[Dataset records]
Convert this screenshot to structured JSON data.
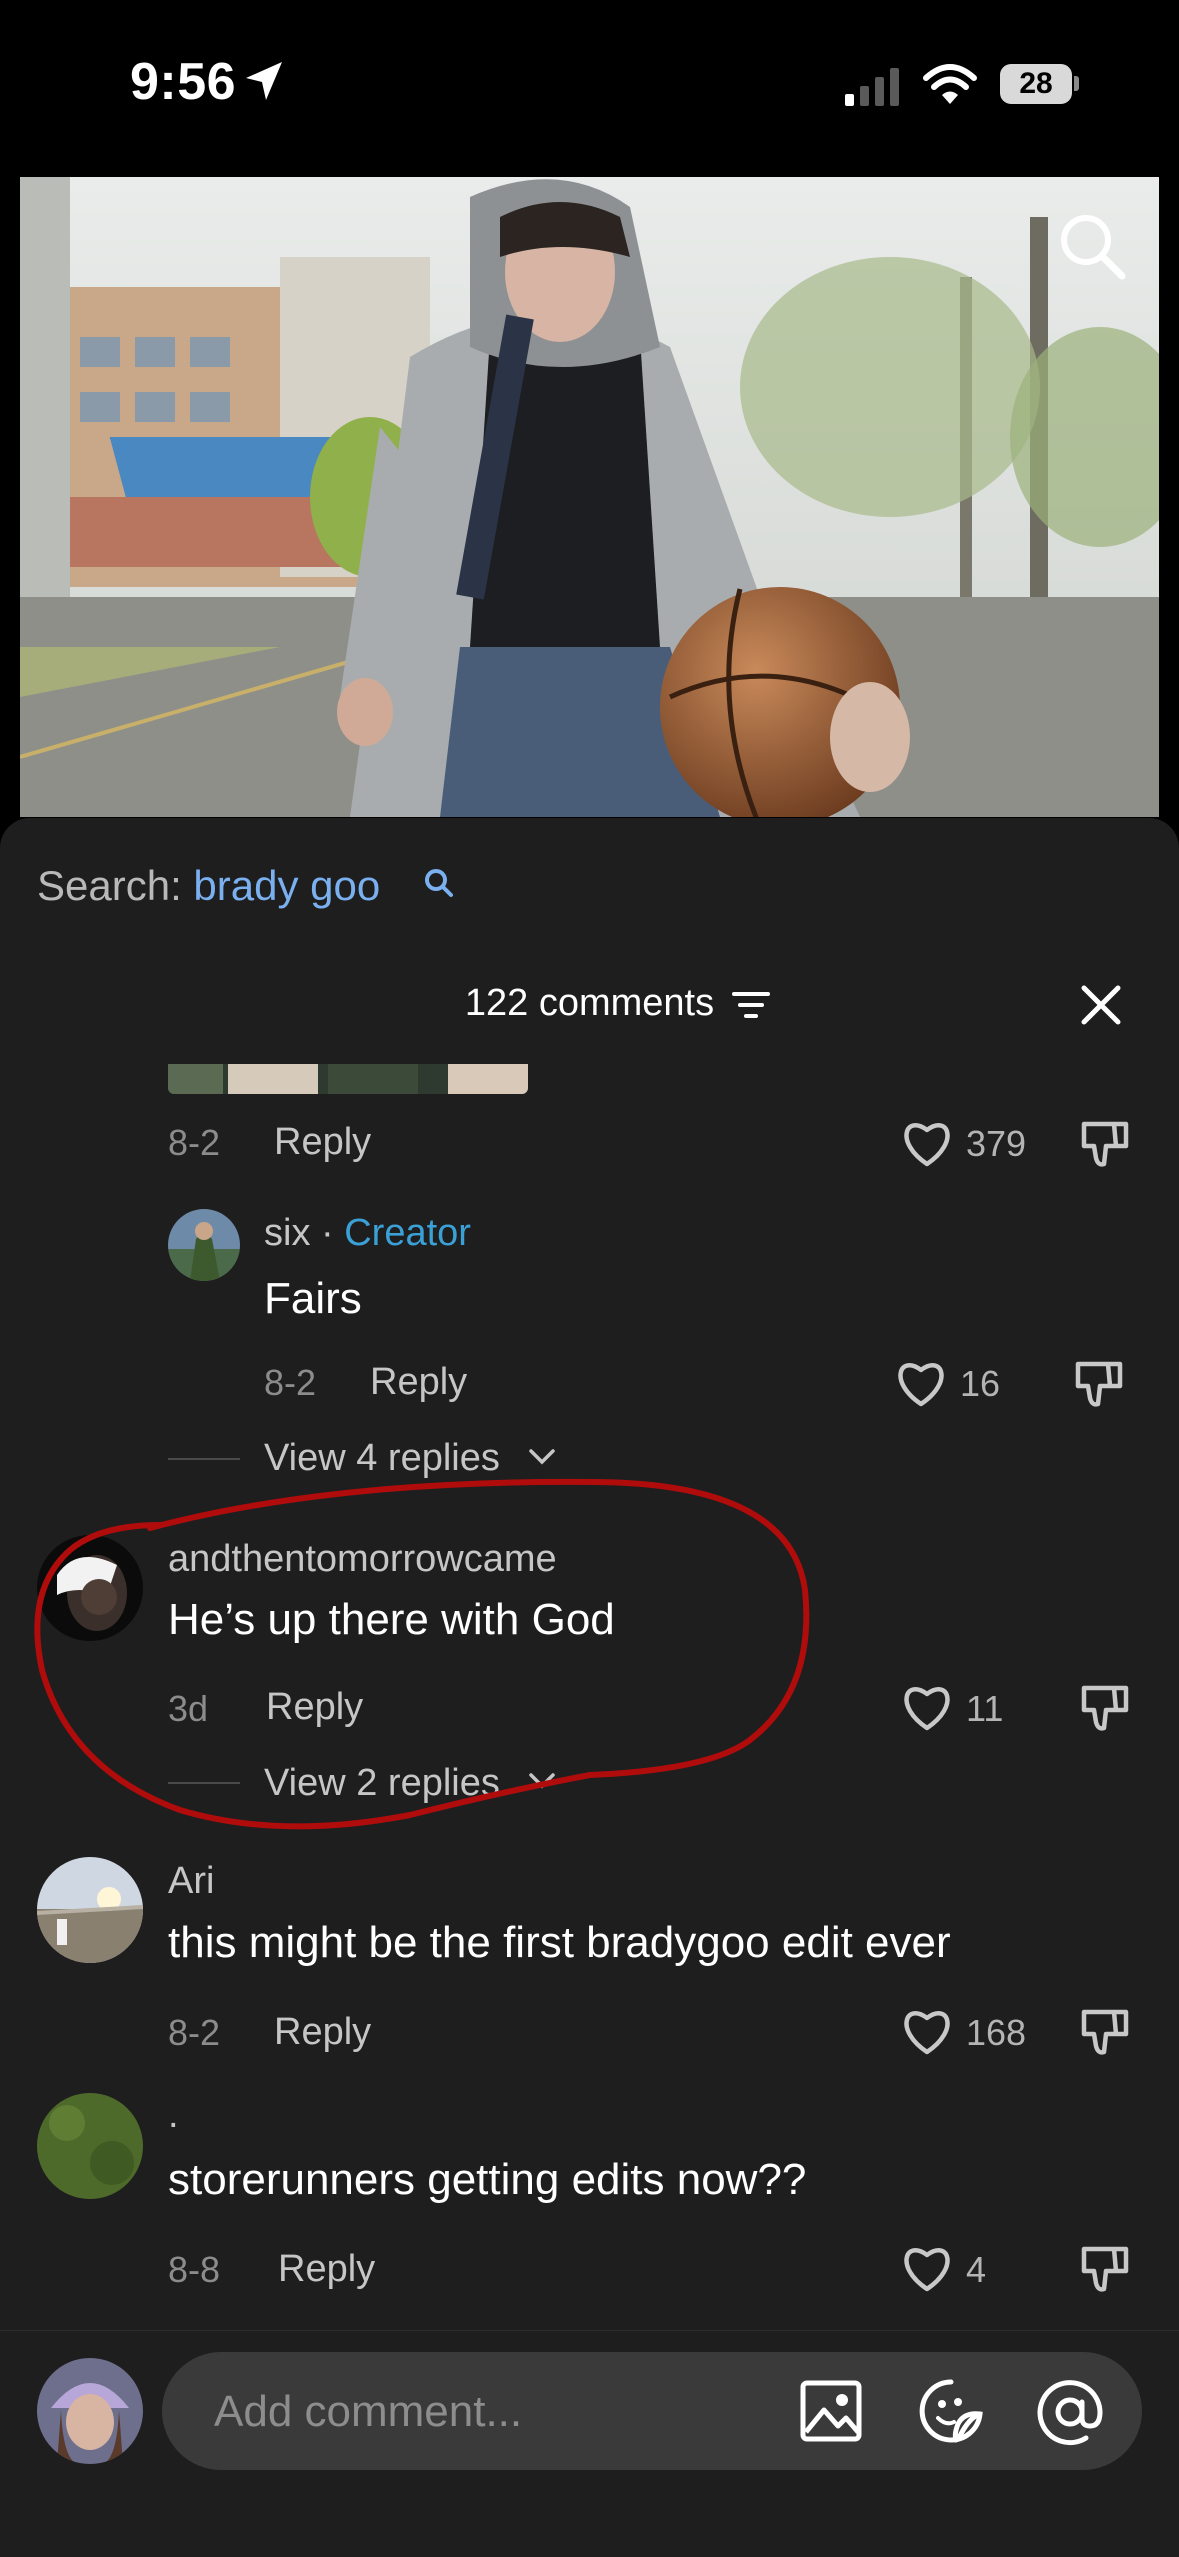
{
  "status_bar": {
    "time": "9:56",
    "battery": "28"
  },
  "sheet": {
    "search_prefix": "Search: ",
    "search_term": "brady goo",
    "comments_count": "122 comments"
  },
  "comments": [
    {
      "date": "8-2",
      "reply": "Reply",
      "likes": "379"
    },
    {
      "user": "six",
      "separator": " · ",
      "badge": "Creator",
      "text": "Fairs",
      "date": "8-2",
      "reply": "Reply",
      "likes": "16",
      "view_replies": "View 4 replies"
    },
    {
      "user": "andthentomorrowcame",
      "text": "He’s up there with God",
      "date": "3d",
      "reply": "Reply",
      "likes": "11",
      "view_replies": "View 2 replies"
    },
    {
      "user": "Ari",
      "text": "this might be the first bradygoo edit ever",
      "date": "8-2",
      "reply": "Reply",
      "likes": "168"
    },
    {
      "user": ".",
      "text": "storerunners getting edits now??",
      "date": "8-8",
      "reply": "Reply",
      "likes": "4"
    }
  ],
  "composer": {
    "placeholder": "Add comment..."
  },
  "colors": {
    "accent_blue": "#7ab0f0",
    "creator_blue": "#3aa0d6",
    "annotation_red": "#b00c0c"
  }
}
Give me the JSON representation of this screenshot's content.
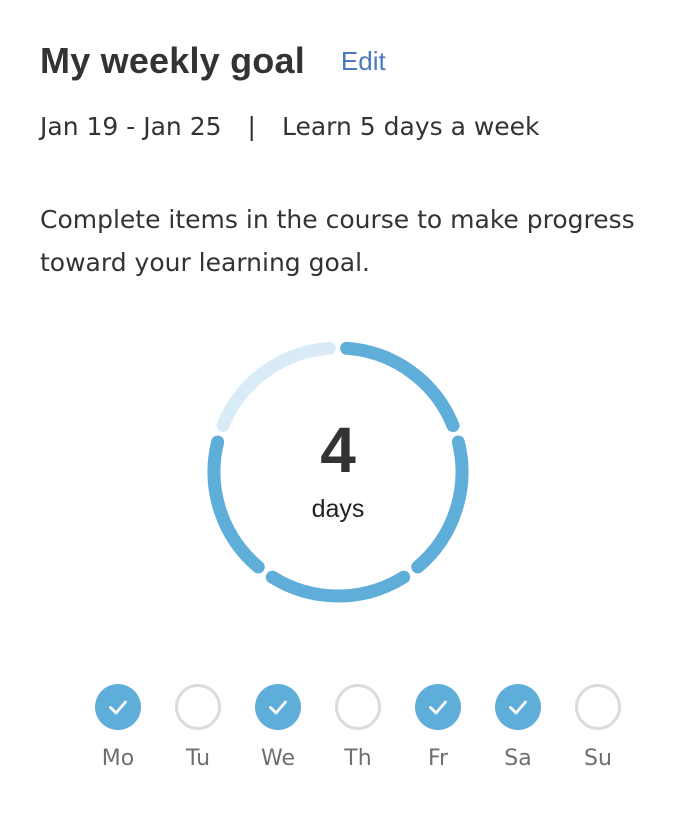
{
  "header": {
    "title": "My weekly goal",
    "edit_label": "Edit"
  },
  "meta": {
    "date_range": "Jan 19 - Jan 25",
    "separator": "|",
    "goal_text": "Learn 5 days a week"
  },
  "description": "Complete items in the course to make progress toward your learning goal.",
  "progress": {
    "count": "4",
    "unit": "days",
    "completed": 4,
    "goal": 5
  },
  "days": [
    {
      "label": "Mo",
      "done": true
    },
    {
      "label": "Tu",
      "done": false
    },
    {
      "label": "We",
      "done": true
    },
    {
      "label": "Th",
      "done": false
    },
    {
      "label": "Fr",
      "done": true
    },
    {
      "label": "Sa",
      "done": true
    },
    {
      "label": "Su",
      "done": false
    }
  ],
  "colors": {
    "accent": "#5faed9",
    "accent_light": "#d9ebf6",
    "link": "#4a79c0",
    "inactive_border": "#dcdcdc"
  }
}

- [Problem]: Print exactly the lines from the line with "Give me the" through the end of the data, both ends included, and print no pictures.

- [Solution for this task]:
Give me the JSON representation of this screenshot's content.
{
  "header": {
    "title": "My weekly goal",
    "edit_label": "Edit"
  },
  "meta": {
    "date_range": "Jan 19 - Jan 25",
    "separator": "|",
    "goal_text": "Learn 5 days a week"
  },
  "description": "Complete items in the course to make progress toward your learning goal.",
  "progress": {
    "count": "4",
    "unit": "days",
    "completed": 4,
    "goal": 5
  },
  "days": [
    {
      "label": "Mo",
      "done": true
    },
    {
      "label": "Tu",
      "done": false
    },
    {
      "label": "We",
      "done": true
    },
    {
      "label": "Th",
      "done": false
    },
    {
      "label": "Fr",
      "done": true
    },
    {
      "label": "Sa",
      "done": true
    },
    {
      "label": "Su",
      "done": false
    }
  ],
  "colors": {
    "accent": "#5faed9",
    "accent_light": "#d9ebf6",
    "link": "#4a79c0",
    "inactive_border": "#dcdcdc"
  }
}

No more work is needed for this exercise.